## Short problem
Skip the images and return the records below exactly.
▼
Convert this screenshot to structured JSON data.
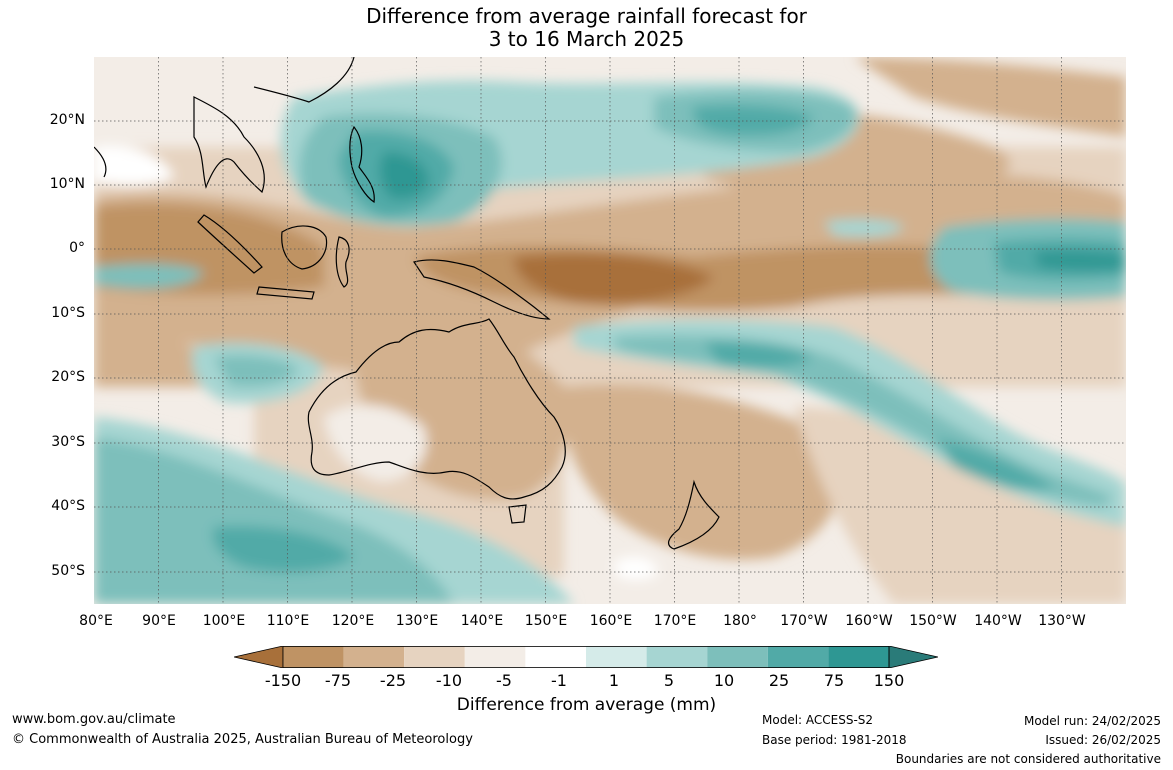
{
  "title": {
    "line1": "Difference from average rainfall forecast for",
    "line2": "3 to 16 March 2025"
  },
  "map": {
    "lat_labels": [
      "20°N",
      "10°N",
      "0°",
      "10°S",
      "20°S",
      "30°S",
      "40°S",
      "50°S"
    ],
    "lon_labels": [
      "80°E",
      "90°E",
      "100°E",
      "110°E",
      "120°E",
      "130°E",
      "140°E",
      "150°E",
      "160°E",
      "170°E",
      "180°",
      "170°W",
      "160°W",
      "150°W",
      "140°W",
      "130°W"
    ],
    "colors": {
      "brown_150": "#a8703a",
      "brown_75": "#bf9364",
      "brown_25": "#d3b18e",
      "brown_10": "#e6d3c0",
      "brown_5": "#f3ede7",
      "white": "#ffffff",
      "teal_1": "#d5ebe9",
      "teal_5": "#a6d5d2",
      "teal_10": "#7dbfbb",
      "teal_25": "#51aaa7",
      "teal_75": "#2e9793",
      "teal_150": "#2a7b79"
    }
  },
  "colorbar": {
    "ticks": [
      "-150",
      "-75",
      "-25",
      "-10",
      "-5",
      "-1",
      "1",
      "5",
      "10",
      "25",
      "75",
      "150"
    ],
    "colors": [
      "#a8703a",
      "#bf9364",
      "#d3b18e",
      "#e6d3c0",
      "#f3ede7",
      "#ffffff",
      "#d5ebe9",
      "#a6d5d2",
      "#7dbfbb",
      "#51aaa7",
      "#2e9793",
      "#2a7b79"
    ],
    "label": "Difference from average (mm)"
  },
  "footer": {
    "website": "www.bom.gov.au/climate",
    "copyright": "© Commonwealth of Australia 2025, Australian Bureau of Meteorology",
    "model": "Model: ACCESS-S2",
    "base_period": "Base period: 1981-2018",
    "model_run": "Model run: 24/02/2025",
    "issued": "Issued: 26/02/2025",
    "disclaimer": "Boundaries are not considered authoritative"
  }
}
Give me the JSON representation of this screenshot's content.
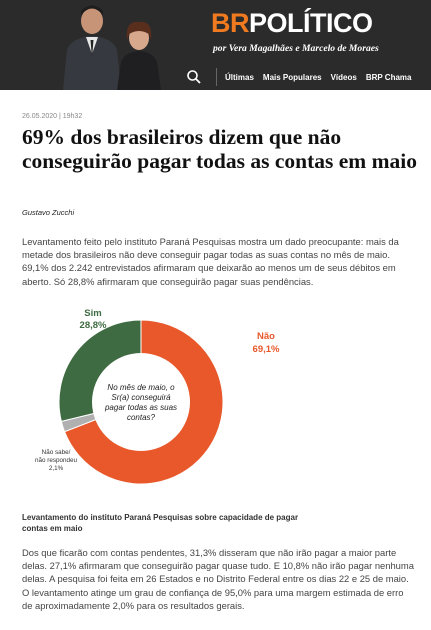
{
  "header": {
    "logo_br": "BR",
    "logo_politico": "POLÍTICO",
    "byline": "por Vera Magalhães e Marcelo de Moraes",
    "nav": [
      "Últimas",
      "Mais Populares",
      "Vídeos",
      "BRP Chama"
    ],
    "accent_color": "#f07a1f"
  },
  "article": {
    "date": "26.05.2020 | 19h32",
    "title": "69% dos brasileiros dizem que não conseguirão pagar todas as contas em maio",
    "author": "Gustavo Zucchi",
    "lead": "Levantamento feito pelo instituto Paraná Pesquisas mostra um dado preocupante: mais da metade dos brasileiros não deve conseguir pagar todas as suas contas no mês de maio. 69,1% dos 2.242 entrevistados afirmaram que deixarão ao menos um de seus débitos em aberto. Só 28,8% afirmaram que conseguirão pagar suas pendências.",
    "caption": "Levantamento do instituto Paraná Pesquisas sobre capacidade de pagar contas em maio",
    "body": "Dos que ficarão com contas pendentes, 31,3% disseram que não irão pagar a maior parte delas. 27,1% afirmaram que conseguirão pagar quase tudo. E 10,8% não irão pagar nenhuma delas. A pesquisa foi feita em 26 Estados e no Distrito Federal entre os dias 22 e 25 de maio. O levantamento atinge um grau de confiança de 95,0% para uma margem estimada de erro de aproximadamente 2,0% para os resultados gerais."
  },
  "chart_data": {
    "type": "pie",
    "variant": "donut",
    "center_label": "No mês de maio, o Sr(a) conseguirá pagar todas as suas contas?",
    "slices": [
      {
        "label": "Não",
        "value": 69.1,
        "value_label": "69,1%",
        "color": "#e8582a"
      },
      {
        "label": "Não sabe/ não respondeu",
        "value": 2.1,
        "value_label": "2,1%",
        "color": "#b0b0b0"
      },
      {
        "label": "Sim",
        "value": 28.8,
        "value_label": "28,8%",
        "color": "#3e6b41"
      }
    ]
  }
}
▲
## Task answer
Convert this screenshot to structured JSON data.
{
  "title": {
    "line1": "Difference from average rainfall forecast for",
    "line2": "3 to 16 March 2025"
  },
  "map": {
    "lat_labels": [
      "20°N",
      "10°N",
      "0°",
      "10°S",
      "20°S",
      "30°S",
      "40°S",
      "50°S"
    ],
    "lon_labels": [
      "80°E",
      "90°E",
      "100°E",
      "110°E",
      "120°E",
      "130°E",
      "140°E",
      "150°E",
      "160°E",
      "170°E",
      "180°",
      "170°W",
      "160°W",
      "150°W",
      "140°W",
      "130°W"
    ],
    "colors": {
      "brown_150": "#a8703a",
      "brown_75": "#bf9364",
      "brown_25": "#d3b18e",
      "brown_10": "#e6d3c0",
      "brown_5": "#f3ede7",
      "white": "#ffffff",
      "teal_1": "#d5ebe9",
      "teal_5": "#a6d5d2",
      "teal_10": "#7dbfbb",
      "teal_25": "#51aaa7",
      "teal_75": "#2e9793",
      "teal_150": "#2a7b79"
    }
  },
  "colorbar": {
    "ticks": [
      "-150",
      "-75",
      "-25",
      "-10",
      "-5",
      "-1",
      "1",
      "5",
      "10",
      "25",
      "75",
      "150"
    ],
    "colors": [
      "#a8703a",
      "#bf9364",
      "#d3b18e",
      "#e6d3c0",
      "#f3ede7",
      "#ffffff",
      "#d5ebe9",
      "#a6d5d2",
      "#7dbfbb",
      "#51aaa7",
      "#2e9793",
      "#2a7b79"
    ],
    "label": "Difference from average (mm)"
  },
  "footer": {
    "website": "www.bom.gov.au/climate",
    "copyright": "© Commonwealth of Australia 2025, Australian Bureau of Meteorology",
    "model": "Model: ACCESS-S2",
    "base_period": "Base period: 1981-2018",
    "model_run": "Model run: 24/02/2025",
    "issued": "Issued: 26/02/2025",
    "disclaimer": "Boundaries are not considered authoritative"
  }
}
Give me the JSON representation of this screenshot's content.
{
  "header": {
    "logo_br": "BR",
    "logo_politico": "POLÍTICO",
    "byline": "por Vera Magalhães e Marcelo de Moraes",
    "nav": [
      "Últimas",
      "Mais Populares",
      "Vídeos",
      "BRP Chama"
    ],
    "accent_color": "#f07a1f"
  },
  "article": {
    "date": "26.05.2020 | 19h32",
    "title": "69% dos brasileiros dizem que não conseguirão pagar todas as contas em maio",
    "author": "Gustavo Zucchi",
    "lead": "Levantamento feito pelo instituto Paraná Pesquisas mostra um dado preocupante: mais da metade dos brasileiros não deve conseguir pagar todas as suas contas no mês de maio. 69,1% dos 2.242 entrevistados afirmaram que deixarão ao menos um de seus débitos em aberto. Só 28,8% afirmaram que conseguirão pagar suas pendências.",
    "caption": "Levantamento do instituto Paraná Pesquisas sobre capacidade de pagar contas em maio",
    "body": "Dos que ficarão com contas pendentes, 31,3% disseram que não irão pagar a maior parte delas. 27,1% afirmaram que conseguirão pagar quase tudo. E 10,8% não irão pagar nenhuma delas. A pesquisa foi feita em 26 Estados e no Distrito Federal entre os dias 22 e 25 de maio. O levantamento atinge um grau de confiança de 95,0% para uma margem estimada de erro de aproximadamente 2,0% para os resultados gerais."
  },
  "chart_data": {
    "type": "pie",
    "variant": "donut",
    "center_label": "No mês de maio, o Sr(a) conseguirá pagar todas as suas contas?",
    "slices": [
      {
        "label": "Não",
        "value": 69.1,
        "value_label": "69,1%",
        "color": "#e8582a"
      },
      {
        "label": "Não sabe/ não respondeu",
        "value": 2.1,
        "value_label": "2,1%",
        "color": "#b0b0b0"
      },
      {
        "label": "Sim",
        "value": 28.8,
        "value_label": "28,8%",
        "color": "#3e6b41"
      }
    ]
  }
}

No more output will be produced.